**Exercise objective:** Reproduce every entry exactly.

**Information provided:**
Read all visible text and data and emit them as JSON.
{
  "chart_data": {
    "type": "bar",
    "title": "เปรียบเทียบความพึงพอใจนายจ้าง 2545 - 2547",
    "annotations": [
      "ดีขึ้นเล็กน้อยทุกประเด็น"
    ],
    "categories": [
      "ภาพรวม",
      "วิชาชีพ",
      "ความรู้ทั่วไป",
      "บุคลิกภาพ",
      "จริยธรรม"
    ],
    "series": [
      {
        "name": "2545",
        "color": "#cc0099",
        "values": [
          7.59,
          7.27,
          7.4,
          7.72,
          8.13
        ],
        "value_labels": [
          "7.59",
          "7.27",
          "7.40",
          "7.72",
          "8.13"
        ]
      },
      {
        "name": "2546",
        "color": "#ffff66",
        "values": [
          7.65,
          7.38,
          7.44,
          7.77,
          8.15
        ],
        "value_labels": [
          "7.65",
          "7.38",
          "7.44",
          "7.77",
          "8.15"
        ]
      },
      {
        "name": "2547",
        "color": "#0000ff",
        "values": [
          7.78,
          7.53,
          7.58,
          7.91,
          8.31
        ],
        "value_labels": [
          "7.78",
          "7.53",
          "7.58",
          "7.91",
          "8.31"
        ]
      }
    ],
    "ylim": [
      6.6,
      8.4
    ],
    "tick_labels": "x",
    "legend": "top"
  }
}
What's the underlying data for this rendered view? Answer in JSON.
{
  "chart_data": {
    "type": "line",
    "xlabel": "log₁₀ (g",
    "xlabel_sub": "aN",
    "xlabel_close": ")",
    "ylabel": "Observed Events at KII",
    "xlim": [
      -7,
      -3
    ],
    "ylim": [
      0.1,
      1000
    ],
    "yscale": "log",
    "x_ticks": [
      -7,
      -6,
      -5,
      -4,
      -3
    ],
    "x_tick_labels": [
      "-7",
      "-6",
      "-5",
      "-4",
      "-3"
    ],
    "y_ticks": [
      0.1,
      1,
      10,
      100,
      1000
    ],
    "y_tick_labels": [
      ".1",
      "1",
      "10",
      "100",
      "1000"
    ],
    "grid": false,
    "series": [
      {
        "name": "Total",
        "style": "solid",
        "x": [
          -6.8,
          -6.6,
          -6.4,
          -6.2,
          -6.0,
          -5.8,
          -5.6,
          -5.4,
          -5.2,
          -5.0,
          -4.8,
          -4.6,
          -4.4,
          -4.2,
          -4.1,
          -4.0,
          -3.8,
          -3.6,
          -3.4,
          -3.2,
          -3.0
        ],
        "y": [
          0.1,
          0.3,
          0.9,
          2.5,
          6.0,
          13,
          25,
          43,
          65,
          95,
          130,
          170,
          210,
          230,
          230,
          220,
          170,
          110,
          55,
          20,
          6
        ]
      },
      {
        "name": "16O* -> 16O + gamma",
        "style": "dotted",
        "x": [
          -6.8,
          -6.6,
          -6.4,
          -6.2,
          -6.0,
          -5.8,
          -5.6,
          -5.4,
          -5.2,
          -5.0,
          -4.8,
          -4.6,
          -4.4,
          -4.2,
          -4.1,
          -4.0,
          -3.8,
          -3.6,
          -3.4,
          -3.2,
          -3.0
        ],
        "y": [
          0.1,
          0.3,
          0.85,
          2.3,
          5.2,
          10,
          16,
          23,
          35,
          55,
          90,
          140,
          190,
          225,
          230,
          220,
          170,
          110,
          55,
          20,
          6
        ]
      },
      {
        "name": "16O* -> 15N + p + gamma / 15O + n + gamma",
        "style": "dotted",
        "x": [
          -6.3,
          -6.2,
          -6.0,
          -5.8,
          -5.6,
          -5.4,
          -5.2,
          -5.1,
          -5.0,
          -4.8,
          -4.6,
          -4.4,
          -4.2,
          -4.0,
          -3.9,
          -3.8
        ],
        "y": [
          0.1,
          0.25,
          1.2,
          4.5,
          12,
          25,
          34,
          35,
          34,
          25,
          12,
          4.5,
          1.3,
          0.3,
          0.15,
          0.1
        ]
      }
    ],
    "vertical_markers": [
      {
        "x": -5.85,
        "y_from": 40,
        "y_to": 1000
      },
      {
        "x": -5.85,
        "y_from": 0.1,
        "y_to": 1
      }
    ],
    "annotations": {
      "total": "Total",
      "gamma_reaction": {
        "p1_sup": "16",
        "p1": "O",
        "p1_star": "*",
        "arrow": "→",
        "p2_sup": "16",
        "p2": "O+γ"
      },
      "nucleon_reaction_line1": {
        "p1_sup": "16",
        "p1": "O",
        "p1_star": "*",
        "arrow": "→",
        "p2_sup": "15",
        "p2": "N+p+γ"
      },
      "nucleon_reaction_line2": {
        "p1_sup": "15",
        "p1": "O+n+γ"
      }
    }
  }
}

**Response below:**
Read all visible text and data and emit them as JSON.
{
  "chart_data": {
    "type": "bar",
    "title": "เปรียบเทียบความพึงพอใจนายจ้าง 2545 - 2547",
    "annotations": [
      "ดีขึ้นเล็กน้อยทุกประเด็น"
    ],
    "categories": [
      "ภาพรวม",
      "วิชาชีพ",
      "ความรู้ทั่วไป",
      "บุคลิกภาพ",
      "จริยธรรม"
    ],
    "series": [
      {
        "name": "2545",
        "color": "#cc0099",
        "values": [
          7.59,
          7.27,
          7.4,
          7.72,
          8.13
        ],
        "value_labels": [
          "7.59",
          "7.27",
          "7.40",
          "7.72",
          "8.13"
        ]
      },
      {
        "name": "2546",
        "color": "#ffff66",
        "values": [
          7.65,
          7.38,
          7.44,
          7.77,
          8.15
        ],
        "value_labels": [
          "7.65",
          "7.38",
          "7.44",
          "7.77",
          "8.15"
        ]
      },
      {
        "name": "2547",
        "color": "#0000ff",
        "values": [
          7.78,
          7.53,
          7.58,
          7.91,
          8.31
        ],
        "value_labels": [
          "7.78",
          "7.53",
          "7.58",
          "7.91",
          "8.31"
        ]
      }
    ],
    "ylim": [
      6.6,
      8.4
    ],
    "tick_labels": "x",
    "legend": "top"
  }
}
What's the underlying data for this rendered view? Answer in JSON.
{
  "chart_data": {
    "type": "line",
    "xlabel": "log₁₀ (g",
    "xlabel_sub": "aN",
    "xlabel_close": ")",
    "ylabel": "Observed Events at KII",
    "xlim": [
      -7,
      -3
    ],
    "ylim": [
      0.1,
      1000
    ],
    "yscale": "log",
    "x_ticks": [
      -7,
      -6,
      -5,
      -4,
      -3
    ],
    "x_tick_labels": [
      "-7",
      "-6",
      "-5",
      "-4",
      "-3"
    ],
    "y_ticks": [
      0.1,
      1,
      10,
      100,
      1000
    ],
    "y_tick_labels": [
      ".1",
      "1",
      "10",
      "100",
      "1000"
    ],
    "grid": false,
    "series": [
      {
        "name": "Total",
        "style": "solid",
        "x": [
          -6.8,
          -6.6,
          -6.4,
          -6.2,
          -6.0,
          -5.8,
          -5.6,
          -5.4,
          -5.2,
          -5.0,
          -4.8,
          -4.6,
          -4.4,
          -4.2,
          -4.1,
          -4.0,
          -3.8,
          -3.6,
          -3.4,
          -3.2,
          -3.0
        ],
        "y": [
          0.1,
          0.3,
          0.9,
          2.5,
          6.0,
          13,
          25,
          43,
          65,
          95,
          130,
          170,
          210,
          230,
          230,
          220,
          170,
          110,
          55,
          20,
          6
        ]
      },
      {
        "name": "16O* -> 16O + gamma",
        "style": "dotted",
        "x": [
          -6.8,
          -6.6,
          -6.4,
          -6.2,
          -6.0,
          -5.8,
          -5.6,
          -5.4,
          -5.2,
          -5.0,
          -4.8,
          -4.6,
          -4.4,
          -4.2,
          -4.1,
          -4.0,
          -3.8,
          -3.6,
          -3.4,
          -3.2,
          -3.0
        ],
        "y": [
          0.1,
          0.3,
          0.85,
          2.3,
          5.2,
          10,
          16,
          23,
          35,
          55,
          90,
          140,
          190,
          225,
          230,
          220,
          170,
          110,
          55,
          20,
          6
        ]
      },
      {
        "name": "16O* -> 15N + p + gamma / 15O + n + gamma",
        "style": "dotted",
        "x": [
          -6.3,
          -6.2,
          -6.0,
          -5.8,
          -5.6,
          -5.4,
          -5.2,
          -5.1,
          -5.0,
          -4.8,
          -4.6,
          -4.4,
          -4.2,
          -4.0,
          -3.9,
          -3.8
        ],
        "y": [
          0.1,
          0.25,
          1.2,
          4.5,
          12,
          25,
          34,
          35,
          34,
          25,
          12,
          4.5,
          1.3,
          0.3,
          0.15,
          0.1
        ]
      }
    ],
    "vertical_markers": [
      {
        "x": -5.85,
        "y_from": 40,
        "y_to": 1000
      },
      {
        "x": -5.85,
        "y_from": 0.1,
        "y_to": 1
      }
    ],
    "annotations": {
      "total": "Total",
      "gamma_reaction": {
        "p1_sup": "16",
        "p1": "O",
        "p1_star": "*",
        "arrow": "→",
        "p2_sup": "16",
        "p2": "O+γ"
      },
      "nucleon_reaction_line1": {
        "p1_sup": "16",
        "p1": "O",
        "p1_star": "*",
        "arrow": "→",
        "p2_sup": "15",
        "p2": "N+p+γ"
      },
      "nucleon_reaction_line2": {
        "p1_sup": "15",
        "p1": "O+n+γ"
      }
    }
  }
}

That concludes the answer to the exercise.